:: REQUEST ::
In how many lines of the data does the word "Vehicle" appear? Give the number by itself.

Saved entries
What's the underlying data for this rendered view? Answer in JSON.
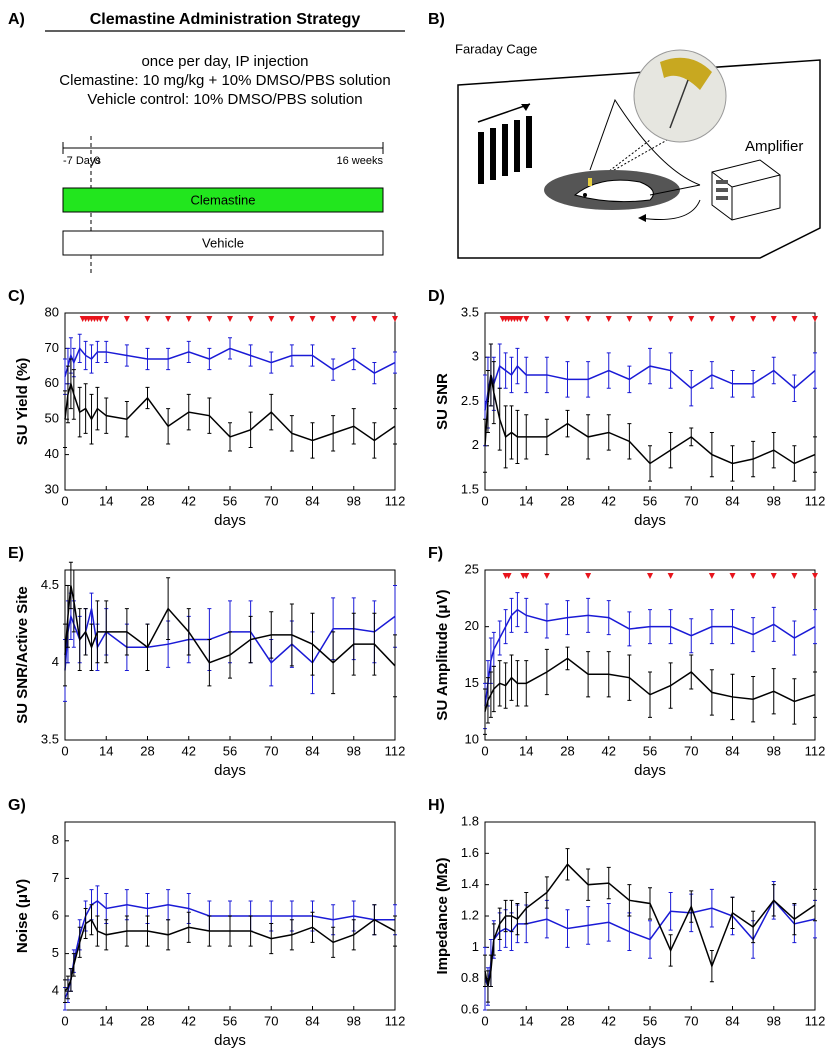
{
  "panel_a": {
    "label": "A)",
    "title": "Clemastine Administration Strategy",
    "lines": [
      "once per day, IP injection",
      "Clemastine: 10 mg/kg + 10% DMSO/PBS solution",
      "Vehicle control: 10% DMSO/PBS solution"
    ],
    "timeline": {
      "start": "-7 Days",
      "zero": "0",
      "end": "16 weeks"
    },
    "bars": [
      "Clemastine",
      "Vehicle"
    ]
  },
  "panel_b": {
    "label": "B)",
    "cage": "Faraday Cage",
    "amplifier": "Amplifier"
  },
  "chart_data": [
    {
      "type": "line",
      "panel_label": "C)",
      "y_label": "SU Yield (%)",
      "x_label": "days",
      "x": [
        0,
        1,
        2,
        3,
        5,
        7,
        9,
        11,
        14,
        21,
        28,
        35,
        42,
        49,
        56,
        63,
        70,
        77,
        84,
        91,
        98,
        105,
        112
      ],
      "xlim": [
        0,
        112
      ],
      "xticks": [
        0,
        14,
        28,
        42,
        56,
        70,
        84,
        98,
        112
      ],
      "ylim": [
        30,
        80
      ],
      "yticks": [
        30,
        40,
        50,
        60,
        70,
        80
      ],
      "series": [
        {
          "color": "#1a1ad6",
          "values": [
            62,
            65,
            68,
            66,
            70,
            68,
            67,
            69,
            69,
            68,
            67,
            67,
            69,
            67,
            70,
            68,
            66,
            68,
            68,
            64,
            67,
            63,
            66
          ],
          "errors": [
            5,
            5,
            5,
            4,
            4,
            4,
            4,
            3,
            3,
            3,
            3,
            3,
            3,
            3,
            3,
            3,
            3,
            3,
            3,
            3,
            3,
            3,
            3
          ]
        },
        {
          "color": "#000000",
          "values": [
            50,
            57,
            60,
            57,
            52,
            53,
            50,
            53,
            51,
            50,
            56,
            48,
            52,
            51,
            45,
            47,
            52,
            46,
            44,
            46,
            48,
            44,
            48
          ],
          "errors": [
            8,
            8,
            7,
            7,
            7,
            7,
            7,
            6,
            5,
            5,
            3,
            5,
            5,
            5,
            4,
            5,
            5,
            5,
            5,
            5,
            5,
            5,
            5
          ]
        }
      ],
      "markers": {
        "color": "#e8141c",
        "x": [
          6,
          7,
          8,
          9,
          10,
          11,
          12,
          14,
          21,
          28,
          35,
          42,
          49,
          56,
          63,
          70,
          77,
          84,
          91,
          98,
          105,
          112
        ]
      }
    },
    {
      "type": "line",
      "panel_label": "D)",
      "y_label": "SU SNR",
      "x_label": "days",
      "x": [
        0,
        1,
        2,
        3,
        5,
        7,
        9,
        11,
        14,
        21,
        28,
        35,
        42,
        49,
        56,
        63,
        70,
        77,
        84,
        91,
        98,
        105,
        112
      ],
      "xlim": [
        0,
        112
      ],
      "xticks": [
        0,
        14,
        28,
        42,
        56,
        70,
        84,
        98,
        112
      ],
      "ylim": [
        1.5,
        3.5
      ],
      "yticks": [
        1.5,
        2,
        2.5,
        3,
        3.5
      ],
      "series": [
        {
          "color": "#1a1ad6",
          "values": [
            2.4,
            2.6,
            2.8,
            2.7,
            2.9,
            2.85,
            2.8,
            2.9,
            2.8,
            2.8,
            2.75,
            2.75,
            2.85,
            2.75,
            2.9,
            2.85,
            2.65,
            2.8,
            2.7,
            2.7,
            2.85,
            2.65,
            2.85
          ],
          "errors": [
            0.4,
            0.4,
            0.35,
            0.3,
            0.25,
            0.2,
            0.2,
            0.2,
            0.2,
            0.2,
            0.2,
            0.2,
            0.2,
            0.15,
            0.2,
            0.2,
            0.2,
            0.15,
            0.15,
            0.15,
            0.15,
            0.15,
            0.2
          ]
        },
        {
          "color": "#000000",
          "values": [
            2.0,
            2.5,
            2.8,
            2.6,
            2.3,
            2.1,
            2.15,
            2.1,
            2.1,
            2.1,
            2.25,
            2.1,
            2.15,
            2.05,
            1.8,
            1.95,
            2.1,
            1.9,
            1.8,
            1.85,
            1.95,
            1.8,
            1.9
          ],
          "errors": [
            0.3,
            0.35,
            0.35,
            0.35,
            0.35,
            0.35,
            0.3,
            0.3,
            0.25,
            0.2,
            0.15,
            0.25,
            0.2,
            0.2,
            0.2,
            0.2,
            0.1,
            0.25,
            0.2,
            0.2,
            0.2,
            0.2,
            0.2
          ]
        }
      ],
      "markers": {
        "color": "#e8141c",
        "x": [
          6,
          7,
          8,
          9,
          10,
          11,
          12,
          14,
          21,
          28,
          35,
          42,
          49,
          56,
          63,
          70,
          77,
          84,
          91,
          98,
          105,
          112
        ]
      }
    },
    {
      "type": "line",
      "panel_label": "E)",
      "y_label": "SU SNR/Active Site",
      "x_label": "days",
      "x": [
        0,
        1,
        2,
        3,
        5,
        7,
        9,
        11,
        14,
        21,
        28,
        35,
        42,
        49,
        56,
        63,
        70,
        77,
        84,
        91,
        98,
        105,
        112
      ],
      "xlim": [
        0,
        112
      ],
      "xticks": [
        0,
        14,
        28,
        42,
        56,
        70,
        84,
        98,
        112
      ],
      "ylim": [
        3.5,
        4.6
      ],
      "yticks": [
        3.5,
        4,
        4.5
      ],
      "series": [
        {
          "color": "#1a1ad6",
          "values": [
            3.95,
            4.2,
            4.3,
            4.25,
            4.15,
            4.2,
            4.35,
            4.1,
            4.2,
            4.1,
            4.1,
            4.12,
            4.15,
            4.15,
            4.2,
            4.2,
            4.0,
            4.12,
            4.0,
            4.22,
            4.22,
            4.2,
            4.3
          ],
          "errors": [
            0.2,
            0.2,
            0.15,
            0.15,
            0.15,
            0.15,
            0.1,
            0.15,
            0.15,
            0.15,
            0.15,
            0.15,
            0.15,
            0.2,
            0.2,
            0.2,
            0.15,
            0.15,
            0.2,
            0.2,
            0.2,
            0.2,
            0.2
          ]
        },
        {
          "color": "#000000",
          "values": [
            4.05,
            4.3,
            4.5,
            4.4,
            4.15,
            4.2,
            4.1,
            4.2,
            4.2,
            4.2,
            4.1,
            4.35,
            4.2,
            4.0,
            4.05,
            4.15,
            4.18,
            4.18,
            4.12,
            4.0,
            4.12,
            4.12,
            3.98
          ],
          "errors": [
            0.2,
            0.2,
            0.15,
            0.2,
            0.2,
            0.15,
            0.15,
            0.2,
            0.2,
            0.15,
            0.15,
            0.2,
            0.15,
            0.15,
            0.15,
            0.15,
            0.15,
            0.2,
            0.2,
            0.2,
            0.2,
            0.2,
            0.2
          ]
        }
      ],
      "markers": {
        "color": "#e8141c",
        "x": []
      }
    },
    {
      "type": "line",
      "panel_label": "F)",
      "y_label": "SU Amplitude (μV)",
      "x_label": "days",
      "x": [
        0,
        1,
        2,
        3,
        5,
        7,
        9,
        11,
        14,
        21,
        28,
        35,
        42,
        49,
        56,
        63,
        70,
        77,
        84,
        91,
        98,
        105,
        112
      ],
      "xlim": [
        0,
        112
      ],
      "xticks": [
        0,
        14,
        28,
        42,
        56,
        70,
        84,
        98,
        112
      ],
      "ylim": [
        10,
        25
      ],
      "yticks": [
        10,
        15,
        20,
        25
      ],
      "series": [
        {
          "color": "#1a1ad6",
          "values": [
            13,
            15,
            17,
            18,
            19,
            20,
            21,
            21.5,
            21,
            20.5,
            20.8,
            21,
            20.8,
            19.8,
            20,
            20,
            19.2,
            20,
            20,
            19.3,
            20.2,
            19,
            20
          ],
          "errors": [
            2,
            2,
            2,
            1.5,
            1.5,
            1.5,
            1.5,
            1.5,
            1.5,
            1.5,
            1.5,
            1.5,
            1.5,
            1.5,
            1.5,
            1.5,
            1.5,
            1.5,
            1.5,
            1.5,
            1.5,
            1.5,
            1.5
          ]
        },
        {
          "color": "#000000",
          "values": [
            12.5,
            13.5,
            14,
            14.5,
            15,
            14.8,
            15.5,
            15,
            15,
            16,
            17.2,
            15.8,
            15.8,
            15.5,
            14,
            14.8,
            16,
            14.2,
            13.8,
            13.6,
            14.3,
            13.4,
            14
          ],
          "errors": [
            2,
            2,
            2,
            2,
            2,
            2,
            2,
            2,
            2,
            2,
            1,
            2,
            2,
            2,
            2,
            2,
            1.5,
            2,
            2,
            2,
            2,
            2,
            2
          ]
        }
      ],
      "markers": {
        "color": "#e8141c",
        "x": [
          7,
          8,
          13,
          14,
          21,
          35,
          56,
          63,
          77,
          84,
          91,
          98,
          105,
          112
        ]
      }
    },
    {
      "type": "line",
      "panel_label": "G)",
      "y_label": "Noise (μV)",
      "x_label": "days",
      "x": [
        0,
        1,
        2,
        3,
        5,
        7,
        9,
        11,
        14,
        21,
        28,
        35,
        42,
        49,
        56,
        63,
        70,
        77,
        84,
        91,
        98,
        105,
        112
      ],
      "xlim": [
        0,
        112
      ],
      "xticks": [
        0,
        14,
        28,
        42,
        56,
        70,
        84,
        98,
        112
      ],
      "ylim": [
        3.5,
        8.5
      ],
      "yticks": [
        4,
        5,
        6,
        7,
        8
      ],
      "series": [
        {
          "color": "#1a1ad6",
          "values": [
            3.8,
            4,
            4.3,
            4.8,
            5.5,
            6,
            6.3,
            6.4,
            6.2,
            6.3,
            6.2,
            6.3,
            6.2,
            6,
            6,
            6,
            6,
            6,
            6,
            5.9,
            6,
            5.9,
            5.9
          ],
          "errors": [
            0.3,
            0.3,
            0.3,
            0.3,
            0.4,
            0.4,
            0.4,
            0.4,
            0.4,
            0.4,
            0.4,
            0.4,
            0.4,
            0.4,
            0.4,
            0.4,
            0.4,
            0.4,
            0.4,
            0.4,
            0.4,
            0.4,
            0.4
          ]
        },
        {
          "color": "#000000",
          "values": [
            4,
            4.1,
            4.3,
            4.7,
            5.3,
            5.8,
            5.9,
            5.6,
            5.5,
            5.6,
            5.6,
            5.5,
            5.7,
            5.6,
            5.6,
            5.6,
            5.4,
            5.5,
            5.7,
            5.3,
            5.5,
            5.9,
            5.6
          ],
          "errors": [
            0.3,
            0.3,
            0.3,
            0.3,
            0.4,
            0.4,
            0.4,
            0.4,
            0.4,
            0.4,
            0.4,
            0.4,
            0.4,
            0.4,
            0.4,
            0.4,
            0.4,
            0.4,
            0.4,
            0.4,
            0.4,
            0.4,
            0.4
          ]
        }
      ],
      "markers": {
        "color": "#e8141c",
        "x": []
      }
    },
    {
      "type": "line",
      "panel_label": "H)",
      "y_label": "Impedance (MΩ)",
      "x_label": "days",
      "x": [
        0,
        1,
        2,
        3,
        5,
        7,
        9,
        11,
        14,
        21,
        28,
        35,
        42,
        49,
        56,
        63,
        70,
        77,
        84,
        91,
        98,
        105,
        112
      ],
      "xlim": [
        0,
        112
      ],
      "xticks": [
        0,
        14,
        28,
        42,
        56,
        70,
        84,
        98,
        112
      ],
      "ylim": [
        0.6,
        1.8
      ],
      "yticks": [
        0.6,
        0.8,
        1,
        1.2,
        1.4,
        1.6,
        1.8
      ],
      "series": [
        {
          "color": "#1a1ad6",
          "values": [
            0.8,
            0.75,
            0.9,
            1.05,
            1.1,
            1.12,
            1.1,
            1.15,
            1.15,
            1.18,
            1.12,
            1.14,
            1.16,
            1.1,
            1.05,
            1.23,
            1.22,
            1.25,
            1.2,
            1.05,
            1.3,
            1.15,
            1.18
          ],
          "errors": [
            0.2,
            0.12,
            0.15,
            0.12,
            0.12,
            0.12,
            0.12,
            0.12,
            0.12,
            0.12,
            0.12,
            0.12,
            0.12,
            0.12,
            0.12,
            0.12,
            0.12,
            0.12,
            0.12,
            0.12,
            0.12,
            0.12,
            0.12
          ]
        },
        {
          "color": "#000000",
          "values": [
            0.85,
            0.75,
            0.85,
            1.05,
            1.15,
            1.2,
            1.2,
            1.18,
            1.25,
            1.35,
            1.53,
            1.4,
            1.41,
            1.3,
            1.28,
            0.98,
            1.26,
            0.88,
            1.22,
            1.13,
            1.3,
            1.18,
            1.27
          ],
          "errors": [
            0.1,
            0.1,
            0.1,
            0.1,
            0.1,
            0.1,
            0.1,
            0.1,
            0.1,
            0.1,
            0.1,
            0.1,
            0.1,
            0.1,
            0.1,
            0.1,
            0.1,
            0.1,
            0.1,
            0.1,
            0.1,
            0.1,
            0.1
          ]
        }
      ],
      "markers": {
        "color": "#e8141c",
        "x": []
      }
    }
  ]
}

:: REPLY TO THE EXERCISE ::
2